▶ [Provided material]
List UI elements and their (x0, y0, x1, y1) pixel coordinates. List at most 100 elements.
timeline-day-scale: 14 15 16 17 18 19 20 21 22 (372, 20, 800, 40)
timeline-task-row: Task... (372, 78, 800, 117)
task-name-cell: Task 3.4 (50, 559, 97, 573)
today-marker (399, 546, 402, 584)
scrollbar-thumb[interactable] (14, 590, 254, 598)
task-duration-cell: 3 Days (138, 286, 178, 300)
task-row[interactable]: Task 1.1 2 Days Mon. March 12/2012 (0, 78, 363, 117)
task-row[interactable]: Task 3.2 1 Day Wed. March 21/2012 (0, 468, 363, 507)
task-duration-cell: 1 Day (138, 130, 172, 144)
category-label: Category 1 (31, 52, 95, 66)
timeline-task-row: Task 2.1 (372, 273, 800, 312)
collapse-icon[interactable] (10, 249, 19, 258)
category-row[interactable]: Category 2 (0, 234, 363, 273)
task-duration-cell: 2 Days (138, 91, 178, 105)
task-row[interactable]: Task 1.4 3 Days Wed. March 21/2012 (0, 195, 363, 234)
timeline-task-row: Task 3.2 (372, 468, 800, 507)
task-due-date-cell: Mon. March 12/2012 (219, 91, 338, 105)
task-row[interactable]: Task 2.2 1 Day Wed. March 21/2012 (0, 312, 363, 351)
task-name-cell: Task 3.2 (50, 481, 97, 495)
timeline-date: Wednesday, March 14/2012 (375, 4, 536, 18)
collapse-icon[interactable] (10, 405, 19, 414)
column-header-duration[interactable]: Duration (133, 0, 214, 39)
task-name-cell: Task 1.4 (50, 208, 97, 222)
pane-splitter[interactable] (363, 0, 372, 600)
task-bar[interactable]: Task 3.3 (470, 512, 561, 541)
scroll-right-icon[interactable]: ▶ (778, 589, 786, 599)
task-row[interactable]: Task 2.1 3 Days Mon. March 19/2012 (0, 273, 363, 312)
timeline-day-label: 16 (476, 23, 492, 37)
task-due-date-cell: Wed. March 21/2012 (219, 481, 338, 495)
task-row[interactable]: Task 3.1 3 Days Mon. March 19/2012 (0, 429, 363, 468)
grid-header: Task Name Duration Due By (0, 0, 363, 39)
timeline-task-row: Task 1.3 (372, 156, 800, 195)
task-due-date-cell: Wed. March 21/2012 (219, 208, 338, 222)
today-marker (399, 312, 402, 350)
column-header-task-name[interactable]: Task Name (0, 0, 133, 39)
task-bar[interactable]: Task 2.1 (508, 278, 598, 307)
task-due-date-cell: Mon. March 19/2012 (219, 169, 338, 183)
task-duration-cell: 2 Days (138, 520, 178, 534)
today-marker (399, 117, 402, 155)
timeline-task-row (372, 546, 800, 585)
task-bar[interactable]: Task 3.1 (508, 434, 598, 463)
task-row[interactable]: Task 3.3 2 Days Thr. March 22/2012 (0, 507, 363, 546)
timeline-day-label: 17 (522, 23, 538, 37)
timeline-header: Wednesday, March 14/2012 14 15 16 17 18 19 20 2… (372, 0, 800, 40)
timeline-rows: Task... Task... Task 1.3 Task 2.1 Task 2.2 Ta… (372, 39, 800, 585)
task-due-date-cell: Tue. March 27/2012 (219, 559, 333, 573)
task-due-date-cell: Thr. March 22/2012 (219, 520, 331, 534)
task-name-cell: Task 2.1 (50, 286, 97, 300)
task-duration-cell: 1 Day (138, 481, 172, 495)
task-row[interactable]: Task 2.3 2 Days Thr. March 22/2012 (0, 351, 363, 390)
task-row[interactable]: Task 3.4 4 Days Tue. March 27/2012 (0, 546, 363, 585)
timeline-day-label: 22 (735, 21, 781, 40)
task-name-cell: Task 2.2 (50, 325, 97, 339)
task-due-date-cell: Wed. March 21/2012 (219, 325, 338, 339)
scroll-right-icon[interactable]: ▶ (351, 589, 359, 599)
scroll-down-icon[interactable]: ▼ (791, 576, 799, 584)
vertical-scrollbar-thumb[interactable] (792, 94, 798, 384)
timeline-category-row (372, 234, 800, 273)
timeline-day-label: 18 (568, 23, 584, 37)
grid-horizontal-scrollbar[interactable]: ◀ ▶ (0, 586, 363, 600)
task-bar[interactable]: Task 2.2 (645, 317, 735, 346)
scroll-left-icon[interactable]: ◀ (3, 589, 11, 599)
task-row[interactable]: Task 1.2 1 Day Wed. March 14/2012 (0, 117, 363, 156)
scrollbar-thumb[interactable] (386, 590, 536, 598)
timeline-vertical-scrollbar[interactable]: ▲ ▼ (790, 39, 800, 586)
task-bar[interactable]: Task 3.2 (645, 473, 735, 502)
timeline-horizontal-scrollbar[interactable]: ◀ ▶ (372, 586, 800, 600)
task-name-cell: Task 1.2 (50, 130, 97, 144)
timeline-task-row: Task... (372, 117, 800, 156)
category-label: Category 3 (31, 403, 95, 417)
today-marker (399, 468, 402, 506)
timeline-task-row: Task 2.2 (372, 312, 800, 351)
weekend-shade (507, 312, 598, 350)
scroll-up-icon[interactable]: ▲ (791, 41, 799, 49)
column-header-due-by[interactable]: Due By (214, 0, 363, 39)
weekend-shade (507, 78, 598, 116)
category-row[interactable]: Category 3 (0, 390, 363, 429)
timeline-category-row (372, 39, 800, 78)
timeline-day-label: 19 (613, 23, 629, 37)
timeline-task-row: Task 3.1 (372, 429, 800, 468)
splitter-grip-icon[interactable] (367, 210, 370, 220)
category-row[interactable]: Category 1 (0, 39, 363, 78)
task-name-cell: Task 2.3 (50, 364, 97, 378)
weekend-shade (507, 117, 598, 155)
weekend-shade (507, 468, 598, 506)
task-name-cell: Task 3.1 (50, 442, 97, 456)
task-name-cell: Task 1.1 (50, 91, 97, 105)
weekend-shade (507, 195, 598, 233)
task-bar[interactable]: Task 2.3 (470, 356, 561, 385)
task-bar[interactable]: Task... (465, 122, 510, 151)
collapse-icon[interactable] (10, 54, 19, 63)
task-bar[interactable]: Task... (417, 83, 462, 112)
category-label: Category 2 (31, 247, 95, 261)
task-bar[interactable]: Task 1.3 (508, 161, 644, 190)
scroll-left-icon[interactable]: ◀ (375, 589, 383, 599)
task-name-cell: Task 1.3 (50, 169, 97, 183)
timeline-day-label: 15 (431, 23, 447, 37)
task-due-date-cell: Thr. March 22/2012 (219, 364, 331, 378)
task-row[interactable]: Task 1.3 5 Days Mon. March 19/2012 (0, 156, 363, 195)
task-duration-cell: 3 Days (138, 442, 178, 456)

▶ [Stated problem] Rewrite the material from its first line through the line containing "scroll-right-icon[interactable]: ▶ (778, 589, 786, 599)", replacing "task-duration-cell" with "task-length-cell" and leaving everything else as it is.

▶ [Complete response]
List UI elements and their (x0, y0, x1, y1) pixel coordinates. List at most 100 elements.
timeline-day-scale: 14 15 16 17 18 19 20 21 22 (372, 20, 800, 40)
timeline-task-row: Task... (372, 78, 800, 117)
task-name-cell: Task 3.4 (50, 559, 97, 573)
today-marker (399, 546, 402, 584)
scrollbar-thumb[interactable] (14, 590, 254, 598)
task-length-cell: 3 Days (138, 286, 178, 300)
task-row[interactable]: Task 1.1 2 Days Mon. March 12/2012 (0, 78, 363, 117)
task-row[interactable]: Task 3.2 1 Day Wed. March 21/2012 (0, 468, 363, 507)
task-length-cell: 1 Day (138, 130, 172, 144)
category-label: Category 1 (31, 52, 95, 66)
timeline-task-row: Task 2.1 (372, 273, 800, 312)
collapse-icon[interactable] (10, 249, 19, 258)
category-row[interactable]: Category 2 (0, 234, 363, 273)
task-length-cell: 2 Days (138, 91, 178, 105)
task-row[interactable]: Task 1.4 3 Days Wed. March 21/2012 (0, 195, 363, 234)
timeline-task-row: Task 3.2 (372, 468, 800, 507)
task-due-date-cell: Mon. March 12/2012 (219, 91, 338, 105)
task-row[interactable]: Task 2.2 1 Day Wed. March 21/2012 (0, 312, 363, 351)
task-name-cell: Task 3.2 (50, 481, 97, 495)
timeline-date: Wednesday, March 14/2012 (375, 4, 536, 18)
collapse-icon[interactable] (10, 405, 19, 414)
column-header-duration[interactable]: Duration (133, 0, 214, 39)
task-name-cell: Task 1.4 (50, 208, 97, 222)
pane-splitter[interactable] (363, 0, 372, 600)
task-bar[interactable]: Task 3.3 (470, 512, 561, 541)
scroll-right-icon[interactable]: ▶ (778, 589, 786, 599)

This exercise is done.